STATED TASK: State how many lines of the entries hold the string "into", and output nothing but that count.

Dataset excerpt

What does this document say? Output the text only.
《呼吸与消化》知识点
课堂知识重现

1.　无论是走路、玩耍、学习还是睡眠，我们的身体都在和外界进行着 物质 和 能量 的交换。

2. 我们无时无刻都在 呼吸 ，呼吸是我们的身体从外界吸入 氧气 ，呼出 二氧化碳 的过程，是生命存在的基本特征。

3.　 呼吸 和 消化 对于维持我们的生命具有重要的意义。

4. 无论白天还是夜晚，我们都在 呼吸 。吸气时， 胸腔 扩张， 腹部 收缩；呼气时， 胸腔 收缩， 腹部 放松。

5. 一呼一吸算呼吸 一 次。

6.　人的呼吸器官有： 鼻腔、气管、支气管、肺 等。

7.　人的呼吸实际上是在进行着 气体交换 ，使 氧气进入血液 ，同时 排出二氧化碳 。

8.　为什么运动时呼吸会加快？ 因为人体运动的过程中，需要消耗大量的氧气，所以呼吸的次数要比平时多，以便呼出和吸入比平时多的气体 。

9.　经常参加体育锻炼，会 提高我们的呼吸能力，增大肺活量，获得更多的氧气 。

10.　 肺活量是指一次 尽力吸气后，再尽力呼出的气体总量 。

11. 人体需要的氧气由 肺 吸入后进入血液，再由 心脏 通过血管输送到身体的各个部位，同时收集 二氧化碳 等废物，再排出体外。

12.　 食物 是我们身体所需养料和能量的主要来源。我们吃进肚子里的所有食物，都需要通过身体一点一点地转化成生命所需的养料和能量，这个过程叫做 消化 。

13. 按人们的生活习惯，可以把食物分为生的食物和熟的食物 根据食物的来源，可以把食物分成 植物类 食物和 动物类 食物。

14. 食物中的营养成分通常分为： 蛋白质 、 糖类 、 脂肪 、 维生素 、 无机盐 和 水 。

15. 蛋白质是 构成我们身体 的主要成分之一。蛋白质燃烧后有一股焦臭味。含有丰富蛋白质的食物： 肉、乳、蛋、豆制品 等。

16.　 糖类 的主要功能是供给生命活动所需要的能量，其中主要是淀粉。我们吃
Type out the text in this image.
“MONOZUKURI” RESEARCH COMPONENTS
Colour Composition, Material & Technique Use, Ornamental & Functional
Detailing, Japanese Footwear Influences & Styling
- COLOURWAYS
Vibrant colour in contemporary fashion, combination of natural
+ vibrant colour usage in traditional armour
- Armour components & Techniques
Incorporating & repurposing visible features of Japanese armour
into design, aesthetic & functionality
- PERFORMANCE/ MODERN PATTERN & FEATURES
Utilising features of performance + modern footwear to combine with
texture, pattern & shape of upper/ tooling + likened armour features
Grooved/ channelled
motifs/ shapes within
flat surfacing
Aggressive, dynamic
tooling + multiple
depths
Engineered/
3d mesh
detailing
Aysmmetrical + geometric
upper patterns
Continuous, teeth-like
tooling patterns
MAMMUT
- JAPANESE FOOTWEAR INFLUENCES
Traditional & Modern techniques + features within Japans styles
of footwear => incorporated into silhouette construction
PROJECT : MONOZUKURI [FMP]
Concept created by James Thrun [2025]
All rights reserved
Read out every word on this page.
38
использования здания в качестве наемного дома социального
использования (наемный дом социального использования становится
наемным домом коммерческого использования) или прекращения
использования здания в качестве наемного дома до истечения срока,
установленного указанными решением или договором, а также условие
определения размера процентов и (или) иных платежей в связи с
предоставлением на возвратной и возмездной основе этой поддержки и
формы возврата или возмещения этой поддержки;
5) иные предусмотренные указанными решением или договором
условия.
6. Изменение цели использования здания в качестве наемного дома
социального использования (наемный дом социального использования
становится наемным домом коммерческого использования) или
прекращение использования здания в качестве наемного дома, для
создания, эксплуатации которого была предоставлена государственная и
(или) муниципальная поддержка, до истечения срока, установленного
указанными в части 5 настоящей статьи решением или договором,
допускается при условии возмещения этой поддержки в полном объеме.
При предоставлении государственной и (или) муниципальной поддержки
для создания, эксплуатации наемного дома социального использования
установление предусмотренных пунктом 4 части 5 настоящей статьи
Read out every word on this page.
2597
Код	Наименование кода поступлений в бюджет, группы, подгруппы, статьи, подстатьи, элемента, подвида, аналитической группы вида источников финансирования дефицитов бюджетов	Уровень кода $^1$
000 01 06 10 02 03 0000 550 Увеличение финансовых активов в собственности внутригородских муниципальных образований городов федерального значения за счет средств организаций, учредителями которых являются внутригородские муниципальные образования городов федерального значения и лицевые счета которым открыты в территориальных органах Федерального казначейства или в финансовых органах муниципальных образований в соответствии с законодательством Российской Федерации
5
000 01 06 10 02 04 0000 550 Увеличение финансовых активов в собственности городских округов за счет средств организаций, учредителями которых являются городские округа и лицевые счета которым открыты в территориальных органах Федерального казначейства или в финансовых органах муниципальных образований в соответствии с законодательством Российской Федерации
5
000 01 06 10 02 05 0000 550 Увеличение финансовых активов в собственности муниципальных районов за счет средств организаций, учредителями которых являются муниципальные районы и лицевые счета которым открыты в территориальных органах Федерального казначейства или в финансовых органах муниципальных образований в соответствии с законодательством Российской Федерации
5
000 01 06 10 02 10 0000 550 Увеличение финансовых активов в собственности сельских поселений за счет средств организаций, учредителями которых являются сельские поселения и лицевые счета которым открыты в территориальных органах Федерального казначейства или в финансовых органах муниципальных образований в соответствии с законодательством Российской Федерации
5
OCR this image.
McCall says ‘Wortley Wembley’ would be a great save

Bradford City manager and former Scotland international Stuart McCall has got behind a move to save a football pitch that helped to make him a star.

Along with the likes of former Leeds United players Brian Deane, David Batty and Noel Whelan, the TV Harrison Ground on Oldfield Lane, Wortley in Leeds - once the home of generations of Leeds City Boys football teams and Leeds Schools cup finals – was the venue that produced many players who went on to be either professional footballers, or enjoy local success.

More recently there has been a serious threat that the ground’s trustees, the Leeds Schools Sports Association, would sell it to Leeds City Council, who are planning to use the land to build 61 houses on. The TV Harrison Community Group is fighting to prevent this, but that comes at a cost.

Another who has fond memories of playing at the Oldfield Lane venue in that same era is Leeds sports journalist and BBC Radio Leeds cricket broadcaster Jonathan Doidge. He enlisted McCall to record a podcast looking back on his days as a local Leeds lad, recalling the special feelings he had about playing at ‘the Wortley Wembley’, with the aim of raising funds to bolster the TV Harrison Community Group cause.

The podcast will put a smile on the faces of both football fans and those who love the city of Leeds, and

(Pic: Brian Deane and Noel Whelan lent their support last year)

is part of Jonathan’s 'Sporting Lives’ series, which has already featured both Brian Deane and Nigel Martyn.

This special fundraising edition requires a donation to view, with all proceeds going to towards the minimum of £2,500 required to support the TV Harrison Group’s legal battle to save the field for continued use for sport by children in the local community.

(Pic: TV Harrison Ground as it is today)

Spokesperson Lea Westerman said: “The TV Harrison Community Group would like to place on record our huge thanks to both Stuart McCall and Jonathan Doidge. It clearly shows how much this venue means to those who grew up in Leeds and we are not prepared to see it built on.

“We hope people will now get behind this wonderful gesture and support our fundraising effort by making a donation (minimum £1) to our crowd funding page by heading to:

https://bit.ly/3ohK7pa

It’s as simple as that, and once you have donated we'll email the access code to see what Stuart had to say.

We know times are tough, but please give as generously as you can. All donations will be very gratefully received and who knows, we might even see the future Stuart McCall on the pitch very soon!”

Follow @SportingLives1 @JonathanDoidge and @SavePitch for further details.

COMPLETE RESPONSE: 2